Material for this exercise:
◆ ◆ ◆ ◆ ◆

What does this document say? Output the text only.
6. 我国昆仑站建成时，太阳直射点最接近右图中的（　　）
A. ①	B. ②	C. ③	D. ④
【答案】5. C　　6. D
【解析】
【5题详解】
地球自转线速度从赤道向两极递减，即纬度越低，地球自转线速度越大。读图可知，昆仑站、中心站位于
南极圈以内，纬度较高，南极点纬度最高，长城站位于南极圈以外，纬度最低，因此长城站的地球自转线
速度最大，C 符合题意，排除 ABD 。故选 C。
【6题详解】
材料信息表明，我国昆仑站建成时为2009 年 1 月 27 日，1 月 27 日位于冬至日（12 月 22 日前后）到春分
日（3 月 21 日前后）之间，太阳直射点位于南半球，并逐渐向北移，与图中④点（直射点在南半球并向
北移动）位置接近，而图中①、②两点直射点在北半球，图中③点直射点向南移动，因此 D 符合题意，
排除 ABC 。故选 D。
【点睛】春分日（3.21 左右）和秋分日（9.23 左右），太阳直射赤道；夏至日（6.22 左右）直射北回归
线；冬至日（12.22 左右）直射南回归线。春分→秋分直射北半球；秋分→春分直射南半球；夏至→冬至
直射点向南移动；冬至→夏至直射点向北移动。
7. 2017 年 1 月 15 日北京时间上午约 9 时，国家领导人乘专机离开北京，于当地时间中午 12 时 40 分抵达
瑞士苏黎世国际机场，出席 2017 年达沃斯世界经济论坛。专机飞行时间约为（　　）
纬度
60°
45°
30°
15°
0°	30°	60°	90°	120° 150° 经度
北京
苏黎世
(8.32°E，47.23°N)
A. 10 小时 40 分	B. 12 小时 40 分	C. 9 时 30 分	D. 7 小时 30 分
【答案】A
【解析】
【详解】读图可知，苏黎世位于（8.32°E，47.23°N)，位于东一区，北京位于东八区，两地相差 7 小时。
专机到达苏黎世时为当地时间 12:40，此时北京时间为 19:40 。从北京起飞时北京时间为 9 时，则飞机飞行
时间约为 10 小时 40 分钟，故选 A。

◆ ◆ ◆ ◆ ◆

To do:
Retype the whole listing above exactly.

Written response:
What does this document say? Output the text only.
6. 我国昆仑站建成时，太阳直射点最接近右图中的（　　）
A. ①	B. ②	C. ③	D. ④
【答案】5. C　　6. D
【解析】
【5题详解】
地球自转线速度从赤道向两极递减，即纬度越低，地球自转线速度越大。读图可知，昆仑站、中心站位于
南极圈以内，纬度较高，南极点纬度最高，长城站位于南极圈以外，纬度最低，因此长城站的地球自转线
速度最大，C 符合题意，排除 ABD 。故选 C。
【6题详解】
材料信息表明，我国昆仑站建成时为2009 年 1 月 27 日，1 月 27 日位于冬至日（12 月 22 日前后）到春分
日（3 月 21 日前后）之间，太阳直射点位于南半球，并逐渐向北移，与图中④点（直射点在南半球并向
北移动）位置接近，而图中①、②两点直射点在北半球，图中③点直射点向南移动，因此 D 符合题意，
排除 ABC 。故选 D。
【点睛】春分日（3.21 左右）和秋分日（9.23 左右），太阳直射赤道；夏至日（6.22 左右）直射北回归
线；冬至日（12.22 左右）直射南回归线。春分→秋分直射北半球；秋分→春分直射南半球；夏至→冬至
直射点向南移动；冬至→夏至直射点向北移动。
7. 2017 年 1 月 15 日北京时间上午约 9 时，国家领导人乘专机离开北京，于当地时间中午 12 时 40 分抵达
瑞士苏黎世国际机场，出席 2017 年达沃斯世界经济论坛。专机飞行时间约为（　　）
纬度
60°
45°
30°
15°
0°	30°	60°	90°	120° 150° 经度
北京
苏黎世
(8.32°E，47.23°N)
A. 10 小时 40 分	B. 12 小时 40 分	C. 9 时 30 分	D. 7 小时 30 分
【答案】A
【解析】
【详解】读图可知，苏黎世位于（8.32°E，47.23°N)，位于东一区，北京位于东八区，两地相差 7 小时。
专机到达苏黎世时为当地时间 12:40，此时北京时间为 19:40 。从北京起飞时北京时间为 9 时，则飞机飞行
时间约为 10 小时 40 分钟，故选 A。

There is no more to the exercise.